**Exercise directions**
Leaving out the pictures, transcribe all of the records faithfully.
------ Dataset content
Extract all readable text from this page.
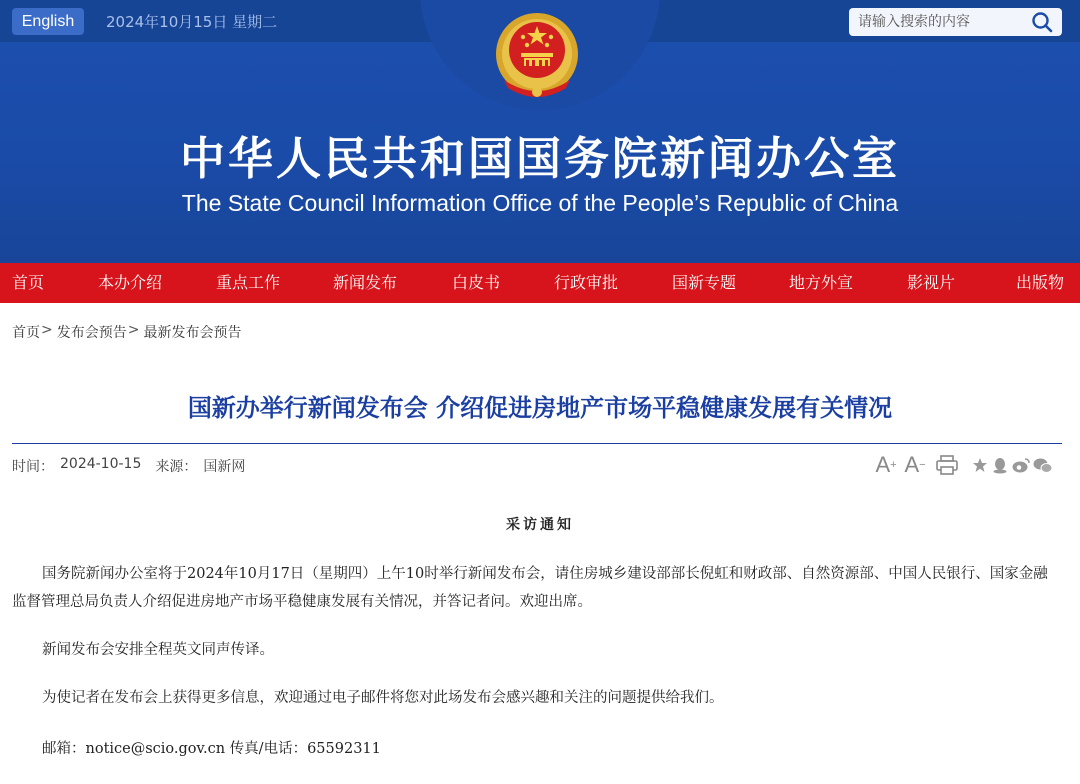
English	2024年10月15日 星期二
请输入搜索的内容
中华人民共和国国务院新闻办公室
The State Council Information Office of the People’s Republic of China
首页	本办介绍	重点工作	新闻发布	白皮书	行政审批	国新专题	地方外宣	影视片	出版物
首页 > 发布会预告 > 最新发布会预告
国新办举行新闻发布会 介绍促进房地产市场平稳健康发展有关情况
时间： 2024-10-15 来源： 国新网	A + A −
采访通知

国务院新闻办公室将于2024年10月17日（星期四）上午10时举行新闻发布会，请住房城乡建设部部长倪虹和财政部、自然资源部、中国人民银行、国家金融监督管理总局负责人介绍促进房地产市场平稳健康发展有关情况，并答记者问。欢迎出席。

新闻发布会安排全程英文同声传译。

为使记者在发布会上获得更多信息，欢迎通过电子邮件将您对此场发布会感兴趣和关注的问题提供给我们。

邮箱：notice@scio.gov.cn 传真/电话：65592311
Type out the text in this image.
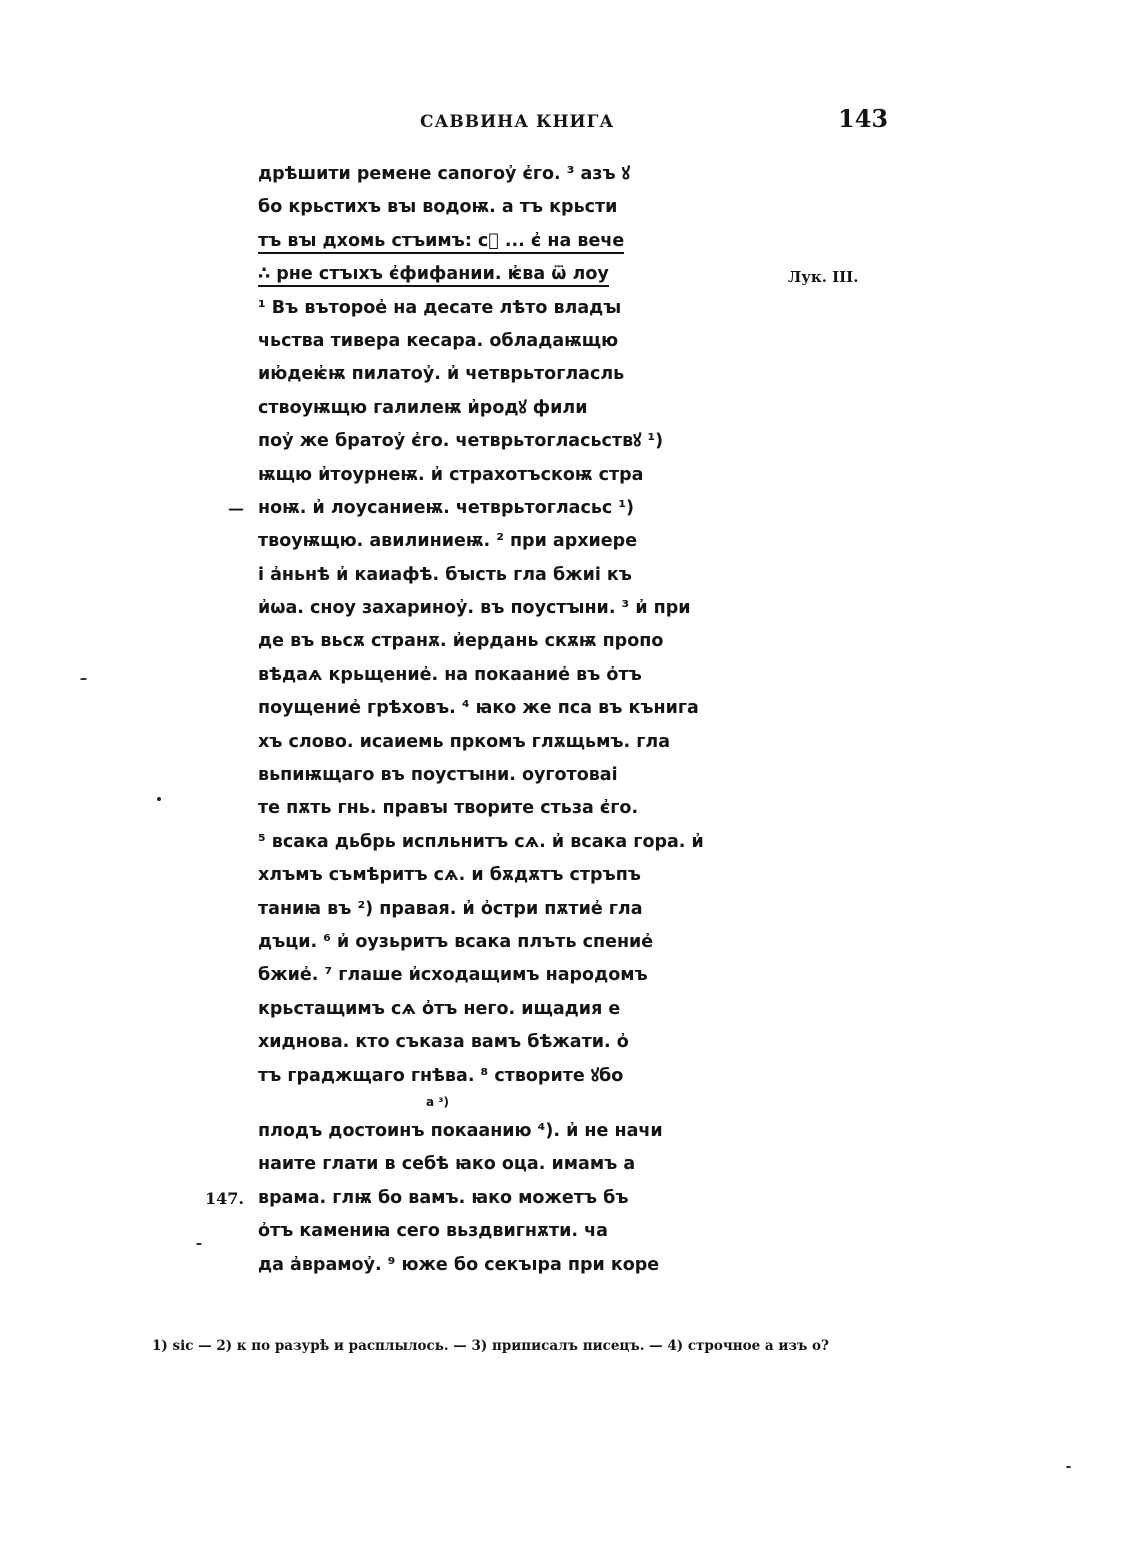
САВВИНА КНИГА	143
Лук. III.
дрѣшити ремене сапогоу҆ є҆го. ³ азъ ꙋ
бо крьстихъ вꙑ водоѭ. а тъ крьсти
тъ вꙑ дхомь стъимъ: сⷪ ... є҆ на вече
∴ рне стъıхъ є҆фифании. ѥ҆ва ѿ лоу
¹ Въ въторое҆ на десате лѣто владꙑ
чьства тивера кесара. обладаѭщю
ию҆деѥ҆ѭ пилатоу҆. и҆ четврьтогласль
ствоуѭщю галилеѭ и҆родꙋ фили
поу҆ же братоу҆ є҆го. четврьтогласьствꙋ ¹)
ѭщю и҆тоурнеѭ. и҆ страхотъскоѭ стра
— ноѭ. и҆ лоусаниеѭ. четврьтогласьс ¹)
твоуѭщю. авилиниеѭ. ² при архиере
і а҆ньнѣ и҆ каиафѣ. бꙑсть гла бжиі къ
и҆ѡа. сноу захариноу҆. въ поустꙑни. ³ и҆ при
де въ вьсѫ странѫ. и҆ердань скѫѭ пропо
вѣдаѧ крьщение҆. на покаание҆ въ о҆тъ
поущение҆ грѣховъ. ⁴ ꙗко же пса въ кънига
хъ слово. исаиемь пркомъ глѫщьмъ. гла
вьпиѭщаго въ поустꙑни. оуготоваі
те пѫть гнь. правꙑ творите стьза є҆го.
⁵ всака дьбрь испльнитъ сѧ. и҆ всака гора. и҆
хлъмъ съмѣритъ сѧ. и бѫдѫтъ стръпъ
таниꙗ въ ²) правая. и҆ о҆стри пѫтие҆ гла
дъци. ⁶ и҆ оузьритъ всака плъть спение҆
бжие҆. ⁷ глаше и҆сходащимъ народомъ
крьстащимъ сѧ о҆тъ него. ищадия е
хиднова. кто съказа вамъ бѣжати. о҆
тъ граджщаго гнѣва. ⁸ створите ꙋбо
а ³)
плодъ достоинъ покаанию ⁴). и҆ не начи
наите глати в себѣ ꙗко оца. имамъ а
147. врама. глѭ бо вамъ. ꙗко можетъ бъ
о҆тъ камениꙗ сего вьздвигнѫти. ча
да а҆врамоу҆. ⁹ юже бо секъıра при коре
1) sic — 2) к по разурѣ и расплылось. — 3) приписалъ писецъ. — 4) строчное а изъ о?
------------
**Answer for this exercise**
Extract all readable text from this page.
English	2024年10月15日 星期二
请输入搜索的内容
中华人民共和国国务院新闻办公室
The State Council Information Office of the People’s Republic of China
首页	本办介绍	重点工作	新闻发布	白皮书	行政审批	国新专题	地方外宣	影视片	出版物
首页 > 发布会预告 > 最新发布会预告
国新办举行新闻发布会 介绍促进房地产市场平稳健康发展有关情况
时间： 2024-10-15 来源： 国新网	A + A −
采访通知

国务院新闻办公室将于2024年10月17日（星期四）上午10时举行新闻发布会，请住房城乡建设部部长倪虹和财政部、自然资源部、中国人民银行、国家金融监督管理总局负责人介绍促进房地产市场平稳健康发展有关情况，并答记者问。欢迎出席。

新闻发布会安排全程英文同声传译。

为使记者在发布会上获得更多信息，欢迎通过电子邮件将您对此场发布会感兴趣和关注的问题提供给我们。

邮箱：notice@scio.gov.cn 传真/电话：65592311
Type out the text in this image.
САВВИНА КНИГА	143
Лук. III.
дрѣшити ремене сапогоу҆ є҆го. ³ азъ ꙋ
бо крьстихъ вꙑ водоѭ. а тъ крьсти
тъ вꙑ дхомь стъимъ: сⷪ ... є҆ на вече
∴ рне стъıхъ є҆фифании. ѥ҆ва ѿ лоу
¹ Въ въторое҆ на десате лѣто владꙑ
чьства тивера кесара. обладаѭщю
ию҆деѥ҆ѭ пилатоу҆. и҆ четврьтогласль
ствоуѭщю галилеѭ и҆родꙋ фили
поу҆ же братоу҆ є҆го. четврьтогласьствꙋ ¹)
ѭщю и҆тоурнеѭ. и҆ страхотъскоѭ стра
— ноѭ. и҆ лоусаниеѭ. четврьтогласьс ¹)
твоуѭщю. авилиниеѭ. ² при архиере
і а҆ньнѣ и҆ каиафѣ. бꙑсть гла бжиі къ
и҆ѡа. сноу захариноу҆. въ поустꙑни. ³ и҆ при
де въ вьсѫ странѫ. и҆ердань скѫѭ пропо
вѣдаѧ крьщение҆. на покаание҆ въ о҆тъ
поущение҆ грѣховъ. ⁴ ꙗко же пса въ кънига
хъ слово. исаиемь пркомъ глѫщьмъ. гла
вьпиѭщаго въ поустꙑни. оуготоваі
те пѫть гнь. правꙑ творите стьза є҆го.
⁵ всака дьбрь испльнитъ сѧ. и҆ всака гора. и҆
хлъмъ съмѣритъ сѧ. и бѫдѫтъ стръпъ
таниꙗ въ ²) правая. и҆ о҆стри пѫтие҆ гла
дъци. ⁶ и҆ оузьритъ всака плъть спение҆
бжие҆. ⁷ глаше и҆сходащимъ народомъ
крьстащимъ сѧ о҆тъ него. ищадия е
хиднова. кто съказа вамъ бѣжати. о҆
тъ граджщаго гнѣва. ⁸ створите ꙋбо
а ³)
плодъ достоинъ покаанию ⁴). и҆ не начи
наите глати в себѣ ꙗко оца. имамъ а
147. врама. глѭ бо вамъ. ꙗко можетъ бъ
о҆тъ камениꙗ сего вьздвигнѫти. ча
да а҆врамоу҆. ⁹ юже бо секъıра при коре
1) sic — 2) к по разурѣ и расплылось. — 3) приписалъ писецъ. — 4) строчное а изъ о?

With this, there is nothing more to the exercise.